──────── Exercise inputs ────────
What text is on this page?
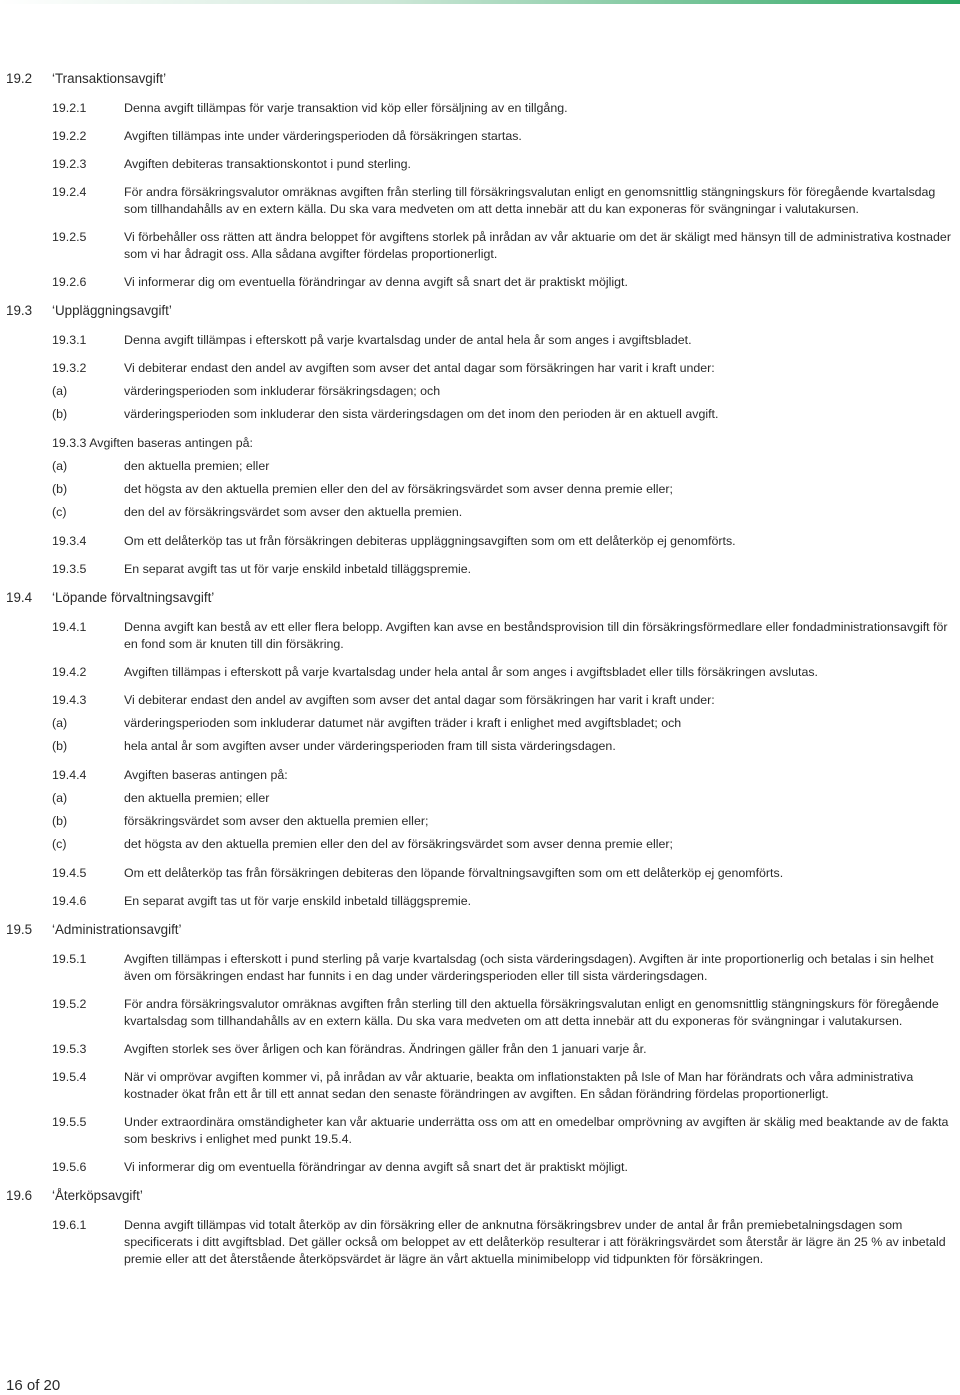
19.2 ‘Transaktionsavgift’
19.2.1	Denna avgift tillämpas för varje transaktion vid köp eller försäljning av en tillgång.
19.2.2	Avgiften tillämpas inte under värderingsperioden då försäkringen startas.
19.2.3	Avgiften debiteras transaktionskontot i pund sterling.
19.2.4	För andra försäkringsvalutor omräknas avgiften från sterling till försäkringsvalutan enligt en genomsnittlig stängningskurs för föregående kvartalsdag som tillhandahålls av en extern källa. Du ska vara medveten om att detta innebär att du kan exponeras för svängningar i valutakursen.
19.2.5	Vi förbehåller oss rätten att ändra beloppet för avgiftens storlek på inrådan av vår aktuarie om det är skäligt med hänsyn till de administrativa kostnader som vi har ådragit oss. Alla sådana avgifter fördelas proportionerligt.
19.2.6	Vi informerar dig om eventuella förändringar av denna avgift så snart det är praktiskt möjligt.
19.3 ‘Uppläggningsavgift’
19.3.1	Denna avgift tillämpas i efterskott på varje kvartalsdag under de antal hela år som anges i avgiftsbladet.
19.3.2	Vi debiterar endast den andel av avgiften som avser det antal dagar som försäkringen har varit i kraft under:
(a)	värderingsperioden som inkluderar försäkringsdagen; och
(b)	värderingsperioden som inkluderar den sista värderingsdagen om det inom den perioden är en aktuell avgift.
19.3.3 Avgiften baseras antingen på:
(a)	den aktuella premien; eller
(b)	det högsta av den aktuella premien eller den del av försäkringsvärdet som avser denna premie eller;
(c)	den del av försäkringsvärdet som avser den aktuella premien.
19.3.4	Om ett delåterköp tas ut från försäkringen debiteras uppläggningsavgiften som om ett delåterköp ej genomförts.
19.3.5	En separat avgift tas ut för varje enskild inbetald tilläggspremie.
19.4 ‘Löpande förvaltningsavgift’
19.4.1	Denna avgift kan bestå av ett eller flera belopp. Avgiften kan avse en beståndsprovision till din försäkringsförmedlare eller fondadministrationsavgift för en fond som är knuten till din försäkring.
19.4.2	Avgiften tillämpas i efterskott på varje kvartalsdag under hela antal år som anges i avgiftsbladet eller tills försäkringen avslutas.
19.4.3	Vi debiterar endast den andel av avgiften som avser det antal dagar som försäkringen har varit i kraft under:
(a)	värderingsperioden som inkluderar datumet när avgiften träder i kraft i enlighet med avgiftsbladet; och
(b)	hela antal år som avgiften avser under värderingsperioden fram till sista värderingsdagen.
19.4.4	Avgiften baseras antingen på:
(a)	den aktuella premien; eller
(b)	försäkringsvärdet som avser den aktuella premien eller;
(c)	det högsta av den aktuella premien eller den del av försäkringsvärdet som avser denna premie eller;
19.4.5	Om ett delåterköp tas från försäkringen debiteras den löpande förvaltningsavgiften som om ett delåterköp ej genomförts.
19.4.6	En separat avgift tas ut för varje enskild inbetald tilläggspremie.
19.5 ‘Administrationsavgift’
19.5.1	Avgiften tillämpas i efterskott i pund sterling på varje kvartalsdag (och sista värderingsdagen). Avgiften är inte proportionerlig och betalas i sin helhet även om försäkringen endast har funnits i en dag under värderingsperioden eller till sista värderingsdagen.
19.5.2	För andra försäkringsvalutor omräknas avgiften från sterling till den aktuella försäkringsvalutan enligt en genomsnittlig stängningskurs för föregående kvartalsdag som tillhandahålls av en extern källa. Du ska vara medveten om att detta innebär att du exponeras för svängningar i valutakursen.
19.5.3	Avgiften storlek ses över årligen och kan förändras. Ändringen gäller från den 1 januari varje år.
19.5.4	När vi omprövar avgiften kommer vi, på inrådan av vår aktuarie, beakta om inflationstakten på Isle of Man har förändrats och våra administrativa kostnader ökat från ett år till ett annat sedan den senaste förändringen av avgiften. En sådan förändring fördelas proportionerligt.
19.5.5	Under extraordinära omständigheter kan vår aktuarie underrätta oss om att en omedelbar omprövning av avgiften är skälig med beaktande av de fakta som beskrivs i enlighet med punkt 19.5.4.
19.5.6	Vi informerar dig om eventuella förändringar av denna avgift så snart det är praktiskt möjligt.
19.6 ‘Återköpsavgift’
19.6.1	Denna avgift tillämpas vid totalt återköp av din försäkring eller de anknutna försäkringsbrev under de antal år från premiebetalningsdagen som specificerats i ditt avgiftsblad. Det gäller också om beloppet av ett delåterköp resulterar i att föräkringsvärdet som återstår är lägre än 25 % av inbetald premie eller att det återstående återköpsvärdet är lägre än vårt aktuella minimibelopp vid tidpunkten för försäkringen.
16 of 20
────────
**Activity**
Every record should be duplicated exactly, though any picture in it must be left out.

**Answer for the task**
What text is on this page?
19.2 ‘Transaktionsavgift’
19.2.1	Denna avgift tillämpas för varje transaktion vid köp eller försäljning av en tillgång.
19.2.2	Avgiften tillämpas inte under värderingsperioden då försäkringen startas.
19.2.3	Avgiften debiteras transaktionskontot i pund sterling.
19.2.4	För andra försäkringsvalutor omräknas avgiften från sterling till försäkringsvalutan enligt en genomsnittlig stängningskurs för föregående kvartalsdag som tillhandahålls av en extern källa. Du ska vara medveten om att detta innebär att du kan exponeras för svängningar i valutakursen.
19.2.5	Vi förbehåller oss rätten att ändra beloppet för avgiftens storlek på inrådan av vår aktuarie om det är skäligt med hänsyn till de administrativa kostnader som vi har ådragit oss. Alla sådana avgifter fördelas proportionerligt.
19.2.6	Vi informerar dig om eventuella förändringar av denna avgift så snart det är praktiskt möjligt.
19.3 ‘Uppläggningsavgift’
19.3.1	Denna avgift tillämpas i efterskott på varje kvartalsdag under de antal hela år som anges i avgiftsbladet.
19.3.2	Vi debiterar endast den andel av avgiften som avser det antal dagar som försäkringen har varit i kraft under:
(a)	värderingsperioden som inkluderar försäkringsdagen; och
(b)	värderingsperioden som inkluderar den sista värderingsdagen om det inom den perioden är en aktuell avgift.
19.3.3 Avgiften baseras antingen på:
(a)	den aktuella premien; eller
(b)	det högsta av den aktuella premien eller den del av försäkringsvärdet som avser denna premie eller;
(c)	den del av försäkringsvärdet som avser den aktuella premien.
19.3.4	Om ett delåterköp tas ut från försäkringen debiteras uppläggningsavgiften som om ett delåterköp ej genomförts.
19.3.5	En separat avgift tas ut för varje enskild inbetald tilläggspremie.
19.4 ‘Löpande förvaltningsavgift’
19.4.1	Denna avgift kan bestå av ett eller flera belopp. Avgiften kan avse en beståndsprovision till din försäkringsförmedlare eller fondadministrationsavgift för en fond som är knuten till din försäkring.
19.4.2	Avgiften tillämpas i efterskott på varje kvartalsdag under hela antal år som anges i avgiftsbladet eller tills försäkringen avslutas.
19.4.3	Vi debiterar endast den andel av avgiften som avser det antal dagar som försäkringen har varit i kraft under:
(a)	värderingsperioden som inkluderar datumet när avgiften träder i kraft i enlighet med avgiftsbladet; och
(b)	hela antal år som avgiften avser under värderingsperioden fram till sista värderingsdagen.
19.4.4	Avgiften baseras antingen på:
(a)	den aktuella premien; eller
(b)	försäkringsvärdet som avser den aktuella premien eller;
(c)	det högsta av den aktuella premien eller den del av försäkringsvärdet som avser denna premie eller;
19.4.5	Om ett delåterköp tas från försäkringen debiteras den löpande förvaltningsavgiften som om ett delåterköp ej genomförts.
19.4.6	En separat avgift tas ut för varje enskild inbetald tilläggspremie.
19.5 ‘Administrationsavgift’
19.5.1	Avgiften tillämpas i efterskott i pund sterling på varje kvartalsdag (och sista värderingsdagen). Avgiften är inte proportionerlig och betalas i sin helhet även om försäkringen endast har funnits i en dag under värderingsperioden eller till sista värderingsdagen.
19.5.2	För andra försäkringsvalutor omräknas avgiften från sterling till den aktuella försäkringsvalutan enligt en genomsnittlig stängningskurs för föregående kvartalsdag som tillhandahålls av en extern källa. Du ska vara medveten om att detta innebär att du exponeras för svängningar i valutakursen.
19.5.3	Avgiften storlek ses över årligen och kan förändras. Ändringen gäller från den 1 januari varje år.
19.5.4	När vi omprövar avgiften kommer vi, på inrådan av vår aktuarie, beakta om inflationstakten på Isle of Man har förändrats och våra administrativa kostnader ökat från ett år till ett annat sedan den senaste förändringen av avgiften. En sådan förändring fördelas proportionerligt.
19.5.5	Under extraordinära omständigheter kan vår aktuarie underrätta oss om att en omedelbar omprövning av avgiften är skälig med beaktande av de fakta som beskrivs i enlighet med punkt 19.5.4.
19.5.6	Vi informerar dig om eventuella förändringar av denna avgift så snart det är praktiskt möjligt.
19.6 ‘Återköpsavgift’
19.6.1	Denna avgift tillämpas vid totalt återköp av din försäkring eller de anknutna försäkringsbrev under de antal år från premiebetalningsdagen som specificerats i ditt avgiftsblad. Det gäller också om beloppet av ett delåterköp resulterar i att föräkringsvärdet som återstår är lägre än 25 % av inbetald premie eller att det återstående återköpsvärdet är lägre än vårt aktuella minimibelopp vid tidpunkten för försäkringen.
16 of 20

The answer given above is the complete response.